*THE TASK*: Copy out all lines that hold "hair".

*EXERCISE INPUTS*:
════
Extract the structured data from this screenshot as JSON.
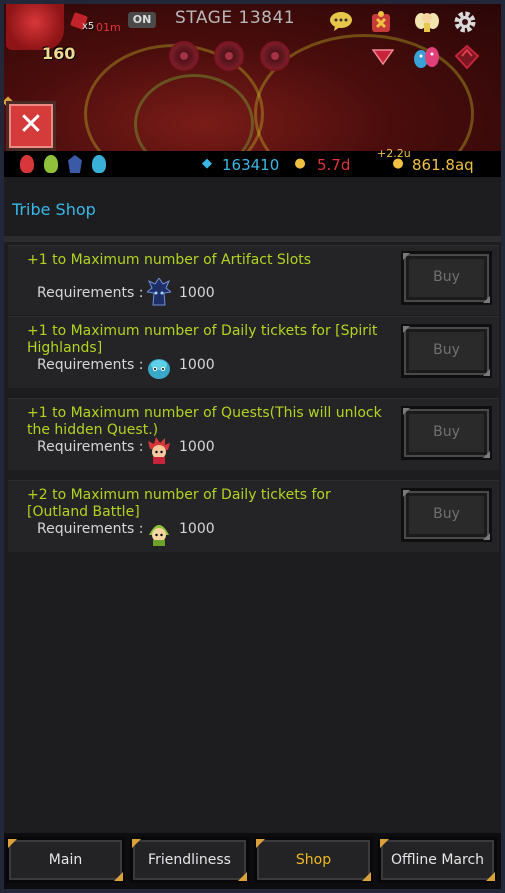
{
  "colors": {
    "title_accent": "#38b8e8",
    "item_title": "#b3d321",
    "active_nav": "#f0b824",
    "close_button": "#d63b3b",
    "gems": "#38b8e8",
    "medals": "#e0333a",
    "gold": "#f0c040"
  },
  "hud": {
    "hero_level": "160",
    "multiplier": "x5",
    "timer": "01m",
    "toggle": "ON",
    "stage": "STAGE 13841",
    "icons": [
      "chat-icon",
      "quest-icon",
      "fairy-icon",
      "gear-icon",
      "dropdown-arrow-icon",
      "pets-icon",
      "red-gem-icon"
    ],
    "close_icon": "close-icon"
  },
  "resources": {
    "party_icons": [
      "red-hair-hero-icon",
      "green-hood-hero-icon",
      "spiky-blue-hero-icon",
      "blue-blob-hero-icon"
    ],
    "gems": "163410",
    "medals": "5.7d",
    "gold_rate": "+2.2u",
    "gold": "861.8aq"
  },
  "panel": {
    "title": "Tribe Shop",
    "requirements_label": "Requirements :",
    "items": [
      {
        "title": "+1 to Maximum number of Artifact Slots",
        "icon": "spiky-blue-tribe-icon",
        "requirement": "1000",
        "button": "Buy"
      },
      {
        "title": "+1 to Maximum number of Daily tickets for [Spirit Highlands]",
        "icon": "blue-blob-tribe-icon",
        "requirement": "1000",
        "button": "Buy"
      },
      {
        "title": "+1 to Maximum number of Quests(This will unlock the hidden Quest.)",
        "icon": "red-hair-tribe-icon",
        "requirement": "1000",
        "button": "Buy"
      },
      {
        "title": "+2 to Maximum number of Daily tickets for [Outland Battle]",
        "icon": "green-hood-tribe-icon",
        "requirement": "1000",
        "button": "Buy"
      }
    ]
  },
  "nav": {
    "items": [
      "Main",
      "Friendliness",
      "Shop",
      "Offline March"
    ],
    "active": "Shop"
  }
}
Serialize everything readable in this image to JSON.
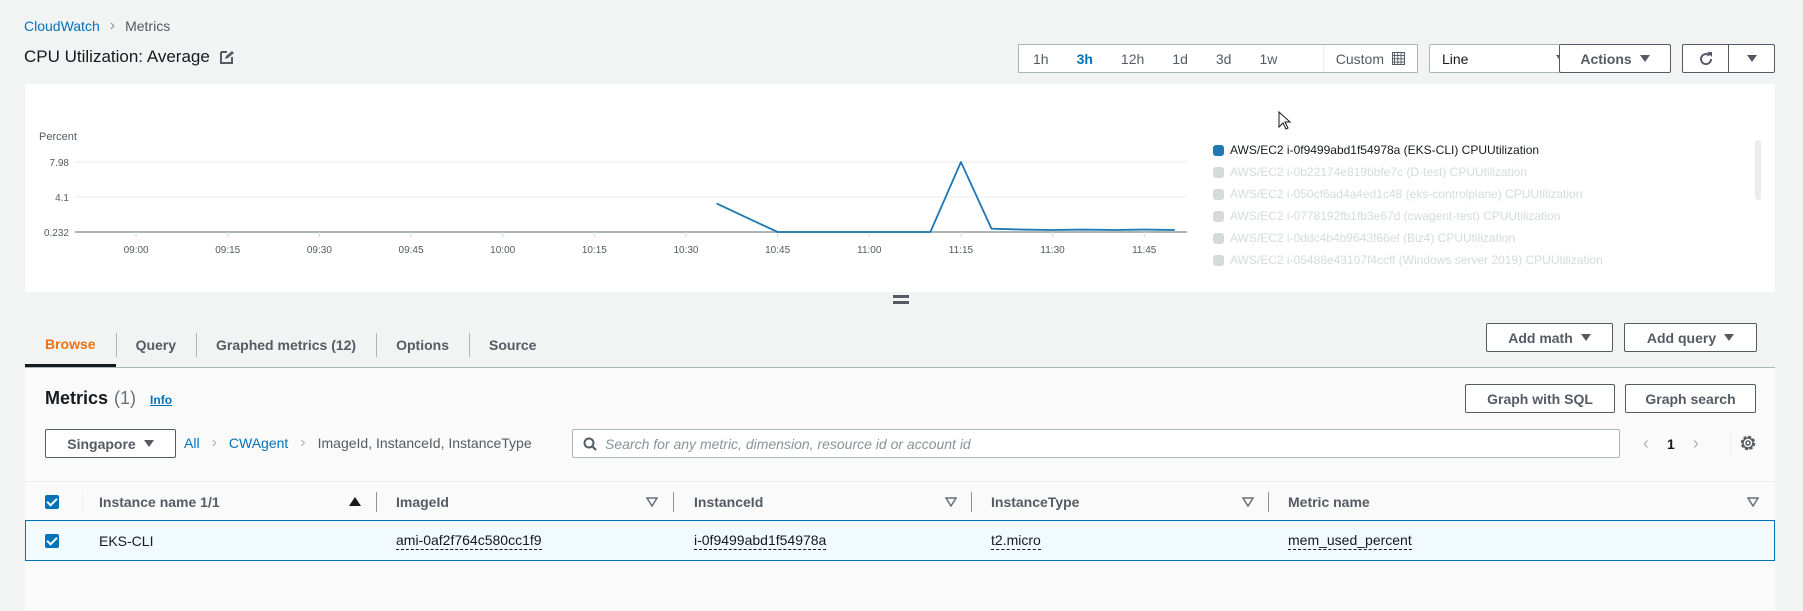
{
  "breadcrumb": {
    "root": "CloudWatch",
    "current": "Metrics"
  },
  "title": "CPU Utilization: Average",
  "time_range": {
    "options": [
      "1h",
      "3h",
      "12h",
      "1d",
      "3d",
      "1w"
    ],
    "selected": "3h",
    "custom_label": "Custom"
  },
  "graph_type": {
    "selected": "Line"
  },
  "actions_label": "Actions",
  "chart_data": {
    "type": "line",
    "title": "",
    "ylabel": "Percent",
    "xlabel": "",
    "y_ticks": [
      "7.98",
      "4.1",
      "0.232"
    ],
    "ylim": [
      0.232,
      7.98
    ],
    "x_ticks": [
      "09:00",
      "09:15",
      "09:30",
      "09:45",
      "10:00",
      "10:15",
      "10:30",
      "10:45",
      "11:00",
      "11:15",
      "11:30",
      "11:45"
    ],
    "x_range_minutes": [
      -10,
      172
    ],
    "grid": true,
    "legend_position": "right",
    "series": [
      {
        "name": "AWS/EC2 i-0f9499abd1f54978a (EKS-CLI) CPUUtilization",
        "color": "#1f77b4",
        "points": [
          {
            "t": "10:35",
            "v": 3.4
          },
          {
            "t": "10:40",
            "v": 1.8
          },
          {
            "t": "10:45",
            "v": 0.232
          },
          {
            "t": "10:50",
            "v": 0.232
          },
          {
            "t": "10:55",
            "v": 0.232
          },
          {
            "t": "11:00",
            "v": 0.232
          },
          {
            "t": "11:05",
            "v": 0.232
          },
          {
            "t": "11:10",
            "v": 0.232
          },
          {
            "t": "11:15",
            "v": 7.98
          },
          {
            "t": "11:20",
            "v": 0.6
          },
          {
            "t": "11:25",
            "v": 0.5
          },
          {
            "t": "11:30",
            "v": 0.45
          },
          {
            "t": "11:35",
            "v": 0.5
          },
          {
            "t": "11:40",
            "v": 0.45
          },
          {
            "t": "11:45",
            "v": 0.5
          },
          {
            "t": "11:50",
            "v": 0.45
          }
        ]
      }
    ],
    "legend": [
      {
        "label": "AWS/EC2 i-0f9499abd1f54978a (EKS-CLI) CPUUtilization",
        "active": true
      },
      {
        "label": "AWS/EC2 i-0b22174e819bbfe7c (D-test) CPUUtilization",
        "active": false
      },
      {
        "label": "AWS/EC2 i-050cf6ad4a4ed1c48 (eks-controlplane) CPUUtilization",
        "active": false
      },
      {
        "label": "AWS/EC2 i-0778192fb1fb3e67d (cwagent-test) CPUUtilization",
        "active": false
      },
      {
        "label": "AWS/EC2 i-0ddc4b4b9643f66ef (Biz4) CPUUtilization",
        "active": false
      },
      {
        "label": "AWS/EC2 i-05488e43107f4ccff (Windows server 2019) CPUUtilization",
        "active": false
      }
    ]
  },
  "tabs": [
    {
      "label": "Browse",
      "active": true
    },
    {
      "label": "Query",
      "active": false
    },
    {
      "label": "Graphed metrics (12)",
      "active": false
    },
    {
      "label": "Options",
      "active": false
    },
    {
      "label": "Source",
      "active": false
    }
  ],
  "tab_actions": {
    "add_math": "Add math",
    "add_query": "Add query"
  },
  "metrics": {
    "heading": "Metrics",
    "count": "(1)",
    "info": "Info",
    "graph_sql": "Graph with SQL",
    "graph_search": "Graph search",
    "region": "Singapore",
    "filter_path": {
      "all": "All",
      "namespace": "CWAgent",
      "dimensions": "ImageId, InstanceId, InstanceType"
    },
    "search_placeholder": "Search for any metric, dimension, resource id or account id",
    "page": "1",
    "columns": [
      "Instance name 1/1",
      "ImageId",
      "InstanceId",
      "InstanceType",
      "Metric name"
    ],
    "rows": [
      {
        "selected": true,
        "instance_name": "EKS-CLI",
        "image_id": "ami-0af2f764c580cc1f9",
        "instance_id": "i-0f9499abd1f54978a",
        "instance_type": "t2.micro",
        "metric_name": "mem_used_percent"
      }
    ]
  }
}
════
*COMPLETE ANSWER*:
      "red-hair-hero-icon",
        "icon": "red-hair-tribe-icon",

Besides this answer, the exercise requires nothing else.